→ Source extract:
________

Overview: The Portland-based Ace Hotel chain (with locations in Palm Springs, New York and London) recently expanded to downtown Los Angeles with its long-awaited conversion of the 13-story United Artists building and adjoining Broadway Theatre, both originally built in the 1920s.
The Location: Downtown’s vintage theater district still feels dirty and downright sketchy, particularly on Sundays when most of the nearby shops are locked down and chained up. But the Staples Center and L.A. Live are just around the corner, as are some of the city’s most in-demand restaurants.
The Room: “Medium Room” No. 511, with a view of the parking lot across the street. The room is tiny and awkwardly laid out, like a dorm room with plywood furniture – and, get this: with the foot of the bed flush against the wall. The mattress is comfortable and the pillows are soft but not down-filled. Plush gray hoodie robes are fantastic. The open floor plan makes the shower a centerpiece of the room, so you can’t be shy. Fortunately, the toilet does have its own private closet. Every room comes with a turntable and small stack of vinyl records, like Johnny Cash, Fleetwood Mac and Huey Lewis. Some rooms supposedly come with an acoustic guitar, but not this one.

________

→ Requests:
**1)** Decide whether each statement agrees with the Ace Hotel review above, answering yes or no and quoting the words of the review that decide it: (a) The United Artists building has 13 stories. (b) The pillows in room No. 511 are down-filled. (c) Room No. 511 came with an acoustic guitar.
**2)** Write the next part of the Ace Hotel review above, starting after its last sentence.

→ Dataset extract:
________

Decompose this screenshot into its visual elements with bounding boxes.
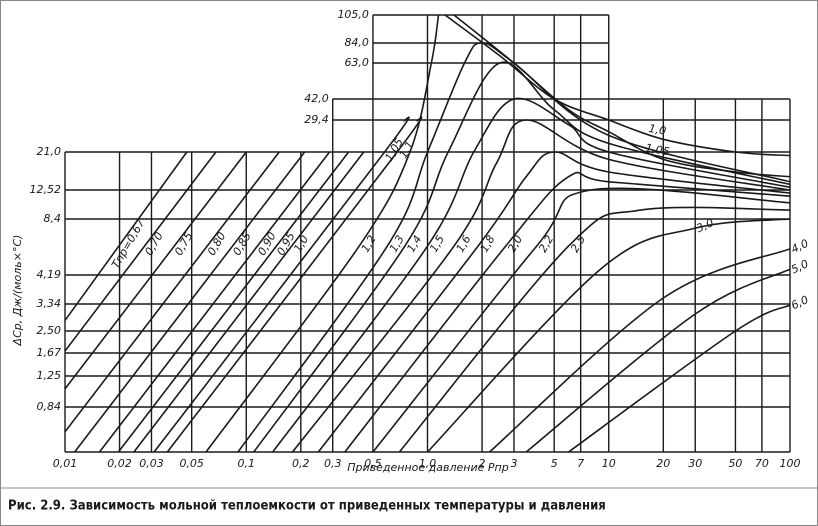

________

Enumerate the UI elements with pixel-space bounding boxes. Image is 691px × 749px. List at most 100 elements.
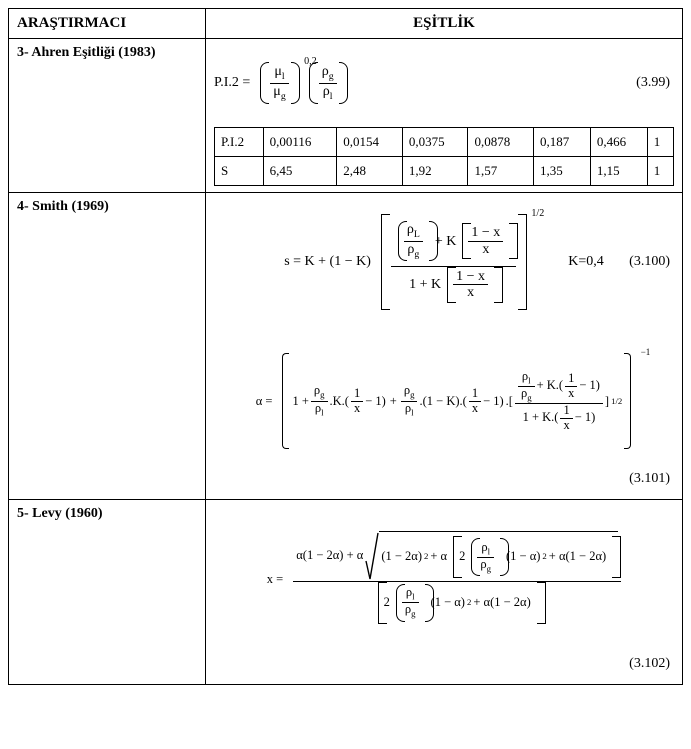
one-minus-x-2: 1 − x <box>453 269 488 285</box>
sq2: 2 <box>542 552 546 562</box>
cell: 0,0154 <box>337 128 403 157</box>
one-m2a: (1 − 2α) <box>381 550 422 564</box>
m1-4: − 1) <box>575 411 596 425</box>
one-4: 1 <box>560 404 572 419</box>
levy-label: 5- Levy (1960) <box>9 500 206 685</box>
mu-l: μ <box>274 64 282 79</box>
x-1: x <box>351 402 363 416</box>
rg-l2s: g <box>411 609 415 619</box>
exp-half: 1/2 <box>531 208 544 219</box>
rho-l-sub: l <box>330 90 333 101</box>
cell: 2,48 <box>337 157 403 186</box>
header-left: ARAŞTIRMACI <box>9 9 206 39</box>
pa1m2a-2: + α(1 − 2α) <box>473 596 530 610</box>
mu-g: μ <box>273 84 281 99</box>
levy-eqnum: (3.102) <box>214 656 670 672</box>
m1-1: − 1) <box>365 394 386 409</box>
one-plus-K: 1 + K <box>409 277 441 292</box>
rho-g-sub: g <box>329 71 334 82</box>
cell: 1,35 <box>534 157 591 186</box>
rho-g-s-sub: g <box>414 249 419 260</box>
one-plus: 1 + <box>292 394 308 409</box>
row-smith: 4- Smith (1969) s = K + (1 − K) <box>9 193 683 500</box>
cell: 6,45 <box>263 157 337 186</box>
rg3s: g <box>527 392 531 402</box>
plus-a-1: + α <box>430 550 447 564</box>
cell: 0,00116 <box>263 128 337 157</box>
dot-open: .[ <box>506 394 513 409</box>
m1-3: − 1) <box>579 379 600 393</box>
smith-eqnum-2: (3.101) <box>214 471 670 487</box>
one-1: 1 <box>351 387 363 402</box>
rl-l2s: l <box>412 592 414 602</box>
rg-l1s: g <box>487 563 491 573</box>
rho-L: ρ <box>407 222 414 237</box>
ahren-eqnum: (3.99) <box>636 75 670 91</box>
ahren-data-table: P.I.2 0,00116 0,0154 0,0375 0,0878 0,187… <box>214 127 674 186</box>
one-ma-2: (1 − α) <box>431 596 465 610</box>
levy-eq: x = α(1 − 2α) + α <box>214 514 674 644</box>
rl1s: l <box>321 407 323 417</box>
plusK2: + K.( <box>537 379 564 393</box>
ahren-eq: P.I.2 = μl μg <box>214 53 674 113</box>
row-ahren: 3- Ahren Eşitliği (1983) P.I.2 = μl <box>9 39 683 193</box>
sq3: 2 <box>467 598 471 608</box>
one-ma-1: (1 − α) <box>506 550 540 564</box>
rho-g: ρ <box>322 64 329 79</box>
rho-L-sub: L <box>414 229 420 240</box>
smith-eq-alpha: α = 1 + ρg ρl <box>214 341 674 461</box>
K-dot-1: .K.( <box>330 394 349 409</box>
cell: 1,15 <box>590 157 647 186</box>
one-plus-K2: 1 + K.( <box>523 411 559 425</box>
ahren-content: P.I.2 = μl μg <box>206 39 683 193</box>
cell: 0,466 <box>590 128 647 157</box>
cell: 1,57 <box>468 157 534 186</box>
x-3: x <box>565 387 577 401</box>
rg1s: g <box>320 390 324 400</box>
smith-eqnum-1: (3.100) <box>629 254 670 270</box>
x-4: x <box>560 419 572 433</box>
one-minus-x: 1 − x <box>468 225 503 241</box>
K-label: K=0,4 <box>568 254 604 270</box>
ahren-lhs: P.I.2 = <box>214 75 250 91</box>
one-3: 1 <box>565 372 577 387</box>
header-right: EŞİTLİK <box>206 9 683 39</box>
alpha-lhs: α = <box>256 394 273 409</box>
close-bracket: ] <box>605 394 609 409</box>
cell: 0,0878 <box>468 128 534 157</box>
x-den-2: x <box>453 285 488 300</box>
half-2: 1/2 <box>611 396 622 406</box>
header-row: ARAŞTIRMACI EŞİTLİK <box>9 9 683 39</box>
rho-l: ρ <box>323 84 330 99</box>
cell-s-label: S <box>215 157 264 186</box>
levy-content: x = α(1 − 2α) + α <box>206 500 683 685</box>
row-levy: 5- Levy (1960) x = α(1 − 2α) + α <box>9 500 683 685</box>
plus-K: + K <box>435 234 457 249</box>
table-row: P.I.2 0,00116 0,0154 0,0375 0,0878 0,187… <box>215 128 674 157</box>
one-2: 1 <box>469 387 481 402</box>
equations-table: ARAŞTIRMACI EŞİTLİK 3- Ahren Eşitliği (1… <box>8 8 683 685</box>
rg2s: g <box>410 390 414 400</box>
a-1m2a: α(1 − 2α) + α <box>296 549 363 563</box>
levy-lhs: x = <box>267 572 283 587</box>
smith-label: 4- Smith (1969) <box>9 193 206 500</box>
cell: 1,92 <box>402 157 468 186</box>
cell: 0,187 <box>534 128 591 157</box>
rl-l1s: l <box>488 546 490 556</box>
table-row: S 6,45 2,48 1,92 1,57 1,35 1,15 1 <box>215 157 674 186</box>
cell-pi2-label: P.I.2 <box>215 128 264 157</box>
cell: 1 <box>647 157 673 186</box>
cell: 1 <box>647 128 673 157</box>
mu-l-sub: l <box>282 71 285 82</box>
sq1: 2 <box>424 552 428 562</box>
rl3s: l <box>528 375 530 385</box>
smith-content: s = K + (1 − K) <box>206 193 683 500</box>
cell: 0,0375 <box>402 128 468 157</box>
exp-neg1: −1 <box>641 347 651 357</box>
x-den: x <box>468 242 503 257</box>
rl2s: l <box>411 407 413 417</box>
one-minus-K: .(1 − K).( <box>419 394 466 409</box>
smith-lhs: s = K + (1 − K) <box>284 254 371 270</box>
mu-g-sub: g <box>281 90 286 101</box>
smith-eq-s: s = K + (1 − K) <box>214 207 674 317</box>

________

→ Response list:
**1)**
(a) Yes: "the 13-story United Artists building"
(b) No: "the pillows are soft but not down-filled"
(c) No: "Some rooms supposedly come with an acoustic guitar, but not this one."

**2)**
Food/drink: The hotel’s ground-floor, all-day brasserie, L.A. Chapter, serves licorice-rubbed duck and a ragu of rabbit with lemongrass and sorrel. The burgers and Bloody Marys are very good, and the breakfast pastries are superb. There’s also a Mezzanine lounge and a rooftop poolside bar, both of which get the velvet-rope treatment after dark.
Public spaces: The charming little front desk – not much larger than a theater ticket booth – seems far too small (or maybe just technically inefficient), resulting in a perpetual wait. The rooftop pool isn’t really a pool but rather a nice, oversized hot tub. The views of downtown from the roof are beautiful.
WiFi: Free fast WiFi throughout the property.
Service: Friendly but minimal and rudimentary. The staff wears random, mismatched T-shirts and jeans, so it’s sometimes hard to tell who’s an employee and who’s a guest.
Cost: $250, plus taxes and fees. Parking, add $36 per night.
Bottom line: Fun hotel for the downtown nightlife crowd, but probably not a smart choice for business or families.
Where: 929 S. Broadway, Los Angeles
This article originally appeared in the Orange County Register. To view more of my work for the Register, check out the archives. For more dining and travel inspiration, I invite you to follow me and join the conversation on Facebook, Instagram and Twitter.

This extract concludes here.